» SUPPLIED RECORDS:

--- start ---

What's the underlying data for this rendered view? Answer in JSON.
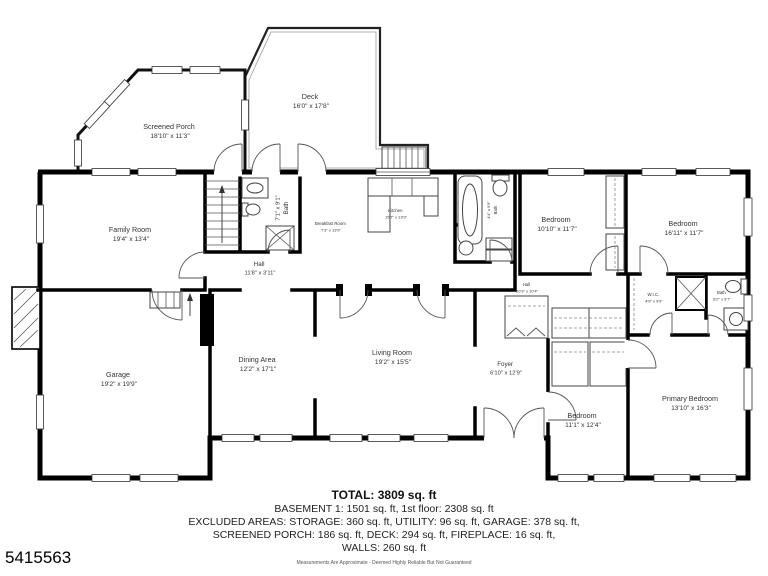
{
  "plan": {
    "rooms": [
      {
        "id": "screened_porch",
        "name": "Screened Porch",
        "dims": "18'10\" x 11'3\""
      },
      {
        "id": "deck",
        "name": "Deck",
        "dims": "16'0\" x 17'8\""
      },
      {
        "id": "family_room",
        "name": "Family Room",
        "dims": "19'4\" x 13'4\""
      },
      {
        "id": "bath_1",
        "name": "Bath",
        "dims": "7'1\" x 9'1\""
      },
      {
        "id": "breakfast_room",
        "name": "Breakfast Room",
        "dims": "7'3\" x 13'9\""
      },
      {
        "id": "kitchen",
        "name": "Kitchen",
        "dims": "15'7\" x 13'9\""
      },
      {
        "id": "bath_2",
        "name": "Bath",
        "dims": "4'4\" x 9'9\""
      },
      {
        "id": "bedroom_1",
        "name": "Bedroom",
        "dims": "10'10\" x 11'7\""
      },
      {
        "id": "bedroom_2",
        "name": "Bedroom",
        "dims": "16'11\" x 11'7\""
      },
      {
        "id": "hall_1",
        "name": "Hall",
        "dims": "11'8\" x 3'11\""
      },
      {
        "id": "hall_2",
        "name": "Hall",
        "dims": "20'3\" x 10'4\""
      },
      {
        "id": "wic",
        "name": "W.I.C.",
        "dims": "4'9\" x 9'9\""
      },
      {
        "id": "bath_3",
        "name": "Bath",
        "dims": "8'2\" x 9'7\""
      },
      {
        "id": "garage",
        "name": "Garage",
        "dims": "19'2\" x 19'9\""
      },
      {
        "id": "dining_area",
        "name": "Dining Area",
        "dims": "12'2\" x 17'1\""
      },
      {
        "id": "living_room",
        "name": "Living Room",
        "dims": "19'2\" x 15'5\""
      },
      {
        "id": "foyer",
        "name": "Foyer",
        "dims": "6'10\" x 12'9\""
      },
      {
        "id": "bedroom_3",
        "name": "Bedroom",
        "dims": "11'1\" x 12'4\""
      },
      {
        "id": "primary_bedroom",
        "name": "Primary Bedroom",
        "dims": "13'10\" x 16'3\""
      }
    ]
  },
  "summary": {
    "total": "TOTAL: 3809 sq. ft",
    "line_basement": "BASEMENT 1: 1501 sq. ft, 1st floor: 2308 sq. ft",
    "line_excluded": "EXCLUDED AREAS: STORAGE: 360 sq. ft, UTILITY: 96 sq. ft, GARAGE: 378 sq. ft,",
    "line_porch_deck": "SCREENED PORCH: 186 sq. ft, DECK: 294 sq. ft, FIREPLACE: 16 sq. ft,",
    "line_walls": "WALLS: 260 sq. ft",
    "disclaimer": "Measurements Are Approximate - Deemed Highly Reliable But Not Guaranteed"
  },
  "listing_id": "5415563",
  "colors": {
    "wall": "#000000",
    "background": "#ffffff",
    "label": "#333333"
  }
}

--- end ---

» WHAT YOU HAVE TO DO:
Leave the pictures out and write out every entry exactly as given.

» SOLUTION FOR THIS PROBLEM:
What's the underlying data for this rendered view? Answer in JSON.
{
  "plan": {
    "rooms": [
      {
        "id": "screened_porch",
        "name": "Screened Porch",
        "dims": "18'10\" x 11'3\""
      },
      {
        "id": "deck",
        "name": "Deck",
        "dims": "16'0\" x 17'8\""
      },
      {
        "id": "family_room",
        "name": "Family Room",
        "dims": "19'4\" x 13'4\""
      },
      {
        "id": "bath_1",
        "name": "Bath",
        "dims": "7'1\" x 9'1\""
      },
      {
        "id": "breakfast_room",
        "name": "Breakfast Room",
        "dims": "7'3\" x 13'9\""
      },
      {
        "id": "kitchen",
        "name": "Kitchen",
        "dims": "15'7\" x 13'9\""
      },
      {
        "id": "bath_2",
        "name": "Bath",
        "dims": "4'4\" x 9'9\""
      },
      {
        "id": "bedroom_1",
        "name": "Bedroom",
        "dims": "10'10\" x 11'7\""
      },
      {
        "id": "bedroom_2",
        "name": "Bedroom",
        "dims": "16'11\" x 11'7\""
      },
      {
        "id": "hall_1",
        "name": "Hall",
        "dims": "11'8\" x 3'11\""
      },
      {
        "id": "hall_2",
        "name": "Hall",
        "dims": "20'3\" x 10'4\""
      },
      {
        "id": "wic",
        "name": "W.I.C.",
        "dims": "4'9\" x 9'9\""
      },
      {
        "id": "bath_3",
        "name": "Bath",
        "dims": "8'2\" x 9'7\""
      },
      {
        "id": "garage",
        "name": "Garage",
        "dims": "19'2\" x 19'9\""
      },
      {
        "id": "dining_area",
        "name": "Dining Area",
        "dims": "12'2\" x 17'1\""
      },
      {
        "id": "living_room",
        "name": "Living Room",
        "dims": "19'2\" x 15'5\""
      },
      {
        "id": "foyer",
        "name": "Foyer",
        "dims": "6'10\" x 12'9\""
      },
      {
        "id": "bedroom_3",
        "name": "Bedroom",
        "dims": "11'1\" x 12'4\""
      },
      {
        "id": "primary_bedroom",
        "name": "Primary Bedroom",
        "dims": "13'10\" x 16'3\""
      }
    ]
  },
  "summary": {
    "total": "TOTAL: 3809 sq. ft",
    "line_basement": "BASEMENT 1: 1501 sq. ft, 1st floor: 2308 sq. ft",
    "line_excluded": "EXCLUDED AREAS: STORAGE: 360 sq. ft, UTILITY: 96 sq. ft, GARAGE: 378 sq. ft,",
    "line_porch_deck": "SCREENED PORCH: 186 sq. ft, DECK: 294 sq. ft, FIREPLACE: 16 sq. ft,",
    "line_walls": "WALLS: 260 sq. ft",
    "disclaimer": "Measurements Are Approximate - Deemed Highly Reliable But Not Guaranteed"
  },
  "listing_id": "5415563",
  "colors": {
    "wall": "#000000",
    "background": "#ffffff",
    "label": "#333333"
  }
}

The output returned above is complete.